• _WHAT THE TASK REQUIRES_:
Records follow. Pull out every line that contains "earn".

• _MATERIAL FOR THIS TASK_:
========

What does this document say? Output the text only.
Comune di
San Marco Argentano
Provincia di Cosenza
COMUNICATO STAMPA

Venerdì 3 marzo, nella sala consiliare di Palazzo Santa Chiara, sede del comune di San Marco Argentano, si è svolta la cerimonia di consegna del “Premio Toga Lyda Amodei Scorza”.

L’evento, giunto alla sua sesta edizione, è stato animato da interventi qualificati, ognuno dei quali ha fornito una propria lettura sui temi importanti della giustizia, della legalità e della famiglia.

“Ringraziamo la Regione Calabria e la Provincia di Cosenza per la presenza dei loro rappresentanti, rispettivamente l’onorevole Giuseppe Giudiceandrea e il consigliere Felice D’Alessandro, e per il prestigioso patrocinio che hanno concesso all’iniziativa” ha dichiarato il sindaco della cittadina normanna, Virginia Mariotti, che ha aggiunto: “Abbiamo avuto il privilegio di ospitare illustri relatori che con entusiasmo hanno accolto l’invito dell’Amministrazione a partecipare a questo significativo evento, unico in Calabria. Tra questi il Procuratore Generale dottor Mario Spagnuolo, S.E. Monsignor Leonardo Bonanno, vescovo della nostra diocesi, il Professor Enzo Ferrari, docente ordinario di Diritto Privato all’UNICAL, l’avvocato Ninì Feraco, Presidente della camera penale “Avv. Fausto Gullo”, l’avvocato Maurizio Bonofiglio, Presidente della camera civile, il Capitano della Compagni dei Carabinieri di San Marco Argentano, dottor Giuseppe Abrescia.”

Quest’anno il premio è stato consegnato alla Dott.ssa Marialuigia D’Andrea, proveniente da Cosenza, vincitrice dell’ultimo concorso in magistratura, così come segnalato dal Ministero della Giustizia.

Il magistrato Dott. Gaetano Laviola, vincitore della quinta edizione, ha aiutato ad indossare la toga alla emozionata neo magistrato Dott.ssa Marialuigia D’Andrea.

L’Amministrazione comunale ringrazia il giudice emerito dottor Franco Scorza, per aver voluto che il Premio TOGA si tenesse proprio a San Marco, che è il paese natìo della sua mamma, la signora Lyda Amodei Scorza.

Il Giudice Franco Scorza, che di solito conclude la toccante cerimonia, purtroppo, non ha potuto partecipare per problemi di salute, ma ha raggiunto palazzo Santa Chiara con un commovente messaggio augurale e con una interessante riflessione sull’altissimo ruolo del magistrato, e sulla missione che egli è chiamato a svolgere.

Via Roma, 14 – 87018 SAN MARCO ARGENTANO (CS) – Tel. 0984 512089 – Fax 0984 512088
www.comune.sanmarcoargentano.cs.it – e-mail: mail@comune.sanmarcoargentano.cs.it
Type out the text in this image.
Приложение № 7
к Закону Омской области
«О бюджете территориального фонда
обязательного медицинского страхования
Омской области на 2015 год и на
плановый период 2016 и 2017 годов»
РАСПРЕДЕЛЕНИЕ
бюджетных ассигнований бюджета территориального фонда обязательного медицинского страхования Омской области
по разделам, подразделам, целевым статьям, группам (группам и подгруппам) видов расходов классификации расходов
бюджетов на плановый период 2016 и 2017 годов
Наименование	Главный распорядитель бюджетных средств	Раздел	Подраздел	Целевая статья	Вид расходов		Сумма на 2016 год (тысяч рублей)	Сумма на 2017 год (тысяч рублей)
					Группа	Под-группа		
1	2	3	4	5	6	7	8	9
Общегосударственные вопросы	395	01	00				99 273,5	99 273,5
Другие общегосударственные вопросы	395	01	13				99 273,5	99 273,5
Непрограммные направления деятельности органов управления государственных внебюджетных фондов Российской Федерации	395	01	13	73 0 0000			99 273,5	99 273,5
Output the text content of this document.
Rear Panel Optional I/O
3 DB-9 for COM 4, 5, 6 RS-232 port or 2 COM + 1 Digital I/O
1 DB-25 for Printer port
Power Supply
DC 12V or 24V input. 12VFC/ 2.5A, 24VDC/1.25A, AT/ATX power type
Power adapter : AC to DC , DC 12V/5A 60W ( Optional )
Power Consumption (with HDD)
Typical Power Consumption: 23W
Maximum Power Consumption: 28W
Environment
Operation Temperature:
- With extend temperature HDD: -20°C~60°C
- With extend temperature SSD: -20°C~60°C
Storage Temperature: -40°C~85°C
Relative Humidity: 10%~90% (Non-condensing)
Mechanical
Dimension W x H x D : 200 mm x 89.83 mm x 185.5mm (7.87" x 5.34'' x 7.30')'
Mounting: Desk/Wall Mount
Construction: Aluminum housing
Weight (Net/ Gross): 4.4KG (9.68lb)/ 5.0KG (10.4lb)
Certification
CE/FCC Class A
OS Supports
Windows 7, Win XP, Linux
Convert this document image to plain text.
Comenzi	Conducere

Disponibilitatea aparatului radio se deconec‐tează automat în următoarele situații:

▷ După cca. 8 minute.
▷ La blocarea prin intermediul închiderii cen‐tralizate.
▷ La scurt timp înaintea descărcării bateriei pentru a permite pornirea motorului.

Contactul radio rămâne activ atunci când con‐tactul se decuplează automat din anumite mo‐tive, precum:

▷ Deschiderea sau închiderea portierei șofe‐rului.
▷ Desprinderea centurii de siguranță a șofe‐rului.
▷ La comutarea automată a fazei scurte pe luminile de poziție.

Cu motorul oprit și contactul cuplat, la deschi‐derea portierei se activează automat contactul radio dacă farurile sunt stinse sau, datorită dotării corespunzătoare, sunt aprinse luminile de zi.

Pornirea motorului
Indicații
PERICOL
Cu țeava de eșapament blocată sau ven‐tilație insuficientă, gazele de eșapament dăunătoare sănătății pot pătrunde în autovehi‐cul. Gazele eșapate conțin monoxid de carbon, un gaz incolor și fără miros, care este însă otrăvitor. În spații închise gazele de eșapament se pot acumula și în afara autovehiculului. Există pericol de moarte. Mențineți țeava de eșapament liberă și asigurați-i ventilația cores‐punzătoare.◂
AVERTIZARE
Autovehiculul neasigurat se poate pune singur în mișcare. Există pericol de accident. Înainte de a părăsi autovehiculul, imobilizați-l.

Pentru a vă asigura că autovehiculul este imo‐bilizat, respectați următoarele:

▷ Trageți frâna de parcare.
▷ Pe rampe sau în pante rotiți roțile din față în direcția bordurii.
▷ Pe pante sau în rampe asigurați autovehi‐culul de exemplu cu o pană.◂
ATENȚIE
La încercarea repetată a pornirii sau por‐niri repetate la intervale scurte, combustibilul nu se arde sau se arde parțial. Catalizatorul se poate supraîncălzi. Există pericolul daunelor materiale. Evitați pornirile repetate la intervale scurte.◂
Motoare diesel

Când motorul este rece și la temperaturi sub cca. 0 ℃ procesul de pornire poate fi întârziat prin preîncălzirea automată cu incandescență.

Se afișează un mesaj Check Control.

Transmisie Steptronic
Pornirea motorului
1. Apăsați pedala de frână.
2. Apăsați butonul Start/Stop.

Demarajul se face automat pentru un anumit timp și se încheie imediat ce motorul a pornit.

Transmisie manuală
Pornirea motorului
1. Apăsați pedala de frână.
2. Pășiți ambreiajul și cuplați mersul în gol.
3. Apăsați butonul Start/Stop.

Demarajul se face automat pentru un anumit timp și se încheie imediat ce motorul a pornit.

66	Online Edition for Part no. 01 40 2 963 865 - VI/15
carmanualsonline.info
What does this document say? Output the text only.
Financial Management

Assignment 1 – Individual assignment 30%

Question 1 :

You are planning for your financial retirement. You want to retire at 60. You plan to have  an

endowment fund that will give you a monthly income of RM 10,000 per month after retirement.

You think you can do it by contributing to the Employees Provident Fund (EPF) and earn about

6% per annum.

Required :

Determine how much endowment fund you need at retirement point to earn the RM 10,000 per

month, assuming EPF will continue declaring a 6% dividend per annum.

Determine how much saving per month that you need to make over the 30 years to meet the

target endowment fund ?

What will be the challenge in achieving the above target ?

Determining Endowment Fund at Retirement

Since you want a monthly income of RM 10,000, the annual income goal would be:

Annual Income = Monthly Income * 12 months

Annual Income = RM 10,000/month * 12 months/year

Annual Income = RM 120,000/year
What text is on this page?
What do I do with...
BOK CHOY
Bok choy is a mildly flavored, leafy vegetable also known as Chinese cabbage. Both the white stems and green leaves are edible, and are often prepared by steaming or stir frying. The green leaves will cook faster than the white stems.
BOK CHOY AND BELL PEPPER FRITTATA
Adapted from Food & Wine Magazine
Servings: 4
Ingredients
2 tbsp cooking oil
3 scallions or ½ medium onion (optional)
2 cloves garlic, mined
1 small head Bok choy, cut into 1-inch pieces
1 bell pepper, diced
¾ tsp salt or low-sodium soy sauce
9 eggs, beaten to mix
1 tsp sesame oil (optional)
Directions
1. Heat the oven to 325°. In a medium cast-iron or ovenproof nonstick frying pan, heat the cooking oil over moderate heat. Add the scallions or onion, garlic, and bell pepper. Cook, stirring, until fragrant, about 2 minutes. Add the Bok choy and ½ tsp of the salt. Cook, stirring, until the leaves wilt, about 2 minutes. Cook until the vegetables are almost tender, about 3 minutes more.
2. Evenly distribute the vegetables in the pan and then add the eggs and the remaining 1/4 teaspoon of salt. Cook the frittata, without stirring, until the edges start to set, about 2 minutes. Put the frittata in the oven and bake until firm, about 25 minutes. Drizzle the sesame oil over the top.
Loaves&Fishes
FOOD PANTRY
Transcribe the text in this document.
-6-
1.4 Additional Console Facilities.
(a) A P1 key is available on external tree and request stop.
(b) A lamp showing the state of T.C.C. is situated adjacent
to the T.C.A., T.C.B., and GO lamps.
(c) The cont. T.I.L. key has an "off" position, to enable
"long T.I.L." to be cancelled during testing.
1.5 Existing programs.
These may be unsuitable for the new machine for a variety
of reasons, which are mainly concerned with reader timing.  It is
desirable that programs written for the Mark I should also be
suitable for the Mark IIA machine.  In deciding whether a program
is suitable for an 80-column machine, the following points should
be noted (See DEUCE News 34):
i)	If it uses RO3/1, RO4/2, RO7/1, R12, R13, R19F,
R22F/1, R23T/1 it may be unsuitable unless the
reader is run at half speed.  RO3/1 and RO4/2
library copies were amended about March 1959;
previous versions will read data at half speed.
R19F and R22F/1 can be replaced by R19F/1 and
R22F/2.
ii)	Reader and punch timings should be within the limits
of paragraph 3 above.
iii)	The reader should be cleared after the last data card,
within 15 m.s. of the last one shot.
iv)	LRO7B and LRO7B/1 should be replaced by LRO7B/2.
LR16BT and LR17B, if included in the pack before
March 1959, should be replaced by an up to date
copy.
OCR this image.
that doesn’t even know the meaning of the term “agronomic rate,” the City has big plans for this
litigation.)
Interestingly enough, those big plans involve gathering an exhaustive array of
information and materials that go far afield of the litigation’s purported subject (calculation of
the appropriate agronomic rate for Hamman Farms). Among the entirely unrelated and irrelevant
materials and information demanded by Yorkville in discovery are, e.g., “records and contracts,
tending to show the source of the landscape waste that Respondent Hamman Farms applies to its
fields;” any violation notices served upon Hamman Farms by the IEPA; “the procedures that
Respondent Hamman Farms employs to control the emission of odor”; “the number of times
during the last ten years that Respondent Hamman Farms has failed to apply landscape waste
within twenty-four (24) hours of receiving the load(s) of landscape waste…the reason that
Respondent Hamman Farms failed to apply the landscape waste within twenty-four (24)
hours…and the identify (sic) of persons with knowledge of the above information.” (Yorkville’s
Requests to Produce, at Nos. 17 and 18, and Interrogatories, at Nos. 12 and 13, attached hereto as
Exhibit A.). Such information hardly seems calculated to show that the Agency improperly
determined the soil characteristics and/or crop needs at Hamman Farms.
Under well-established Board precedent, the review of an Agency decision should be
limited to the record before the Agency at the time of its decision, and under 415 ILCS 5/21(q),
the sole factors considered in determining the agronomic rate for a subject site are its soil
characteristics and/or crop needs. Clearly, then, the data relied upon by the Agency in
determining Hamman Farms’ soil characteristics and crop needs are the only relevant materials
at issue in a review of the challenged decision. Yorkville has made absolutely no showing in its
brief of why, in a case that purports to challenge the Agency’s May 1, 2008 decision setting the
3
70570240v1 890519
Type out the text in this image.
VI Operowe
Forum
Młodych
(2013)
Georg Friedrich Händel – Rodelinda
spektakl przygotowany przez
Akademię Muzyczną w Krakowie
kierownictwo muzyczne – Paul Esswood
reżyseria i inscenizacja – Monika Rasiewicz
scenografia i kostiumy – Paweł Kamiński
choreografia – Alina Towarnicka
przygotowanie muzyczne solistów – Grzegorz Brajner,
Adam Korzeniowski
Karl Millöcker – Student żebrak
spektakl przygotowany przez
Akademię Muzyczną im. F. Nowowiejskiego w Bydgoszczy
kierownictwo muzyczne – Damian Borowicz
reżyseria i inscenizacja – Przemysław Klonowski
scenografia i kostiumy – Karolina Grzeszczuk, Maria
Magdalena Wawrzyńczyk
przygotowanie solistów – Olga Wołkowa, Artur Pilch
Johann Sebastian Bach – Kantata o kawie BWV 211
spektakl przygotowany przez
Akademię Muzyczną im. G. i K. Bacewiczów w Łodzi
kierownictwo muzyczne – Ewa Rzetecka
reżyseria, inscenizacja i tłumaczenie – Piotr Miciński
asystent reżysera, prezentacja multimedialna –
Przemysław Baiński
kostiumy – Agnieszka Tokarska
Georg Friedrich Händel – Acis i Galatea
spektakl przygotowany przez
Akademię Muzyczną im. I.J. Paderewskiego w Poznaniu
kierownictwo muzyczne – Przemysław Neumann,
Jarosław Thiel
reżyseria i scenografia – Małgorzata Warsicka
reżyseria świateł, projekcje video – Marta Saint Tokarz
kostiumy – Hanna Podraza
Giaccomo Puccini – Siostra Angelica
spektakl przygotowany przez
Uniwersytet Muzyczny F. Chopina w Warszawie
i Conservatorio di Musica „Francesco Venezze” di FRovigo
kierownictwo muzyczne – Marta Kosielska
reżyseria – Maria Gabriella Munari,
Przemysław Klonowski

========

• _WRITTEN REPLY_:
You think you can do it by contributing to the Employees Provident Fund (EPF) and earn about
Determine how much endowment fund you need at retirement point to earn the RM 10,000 per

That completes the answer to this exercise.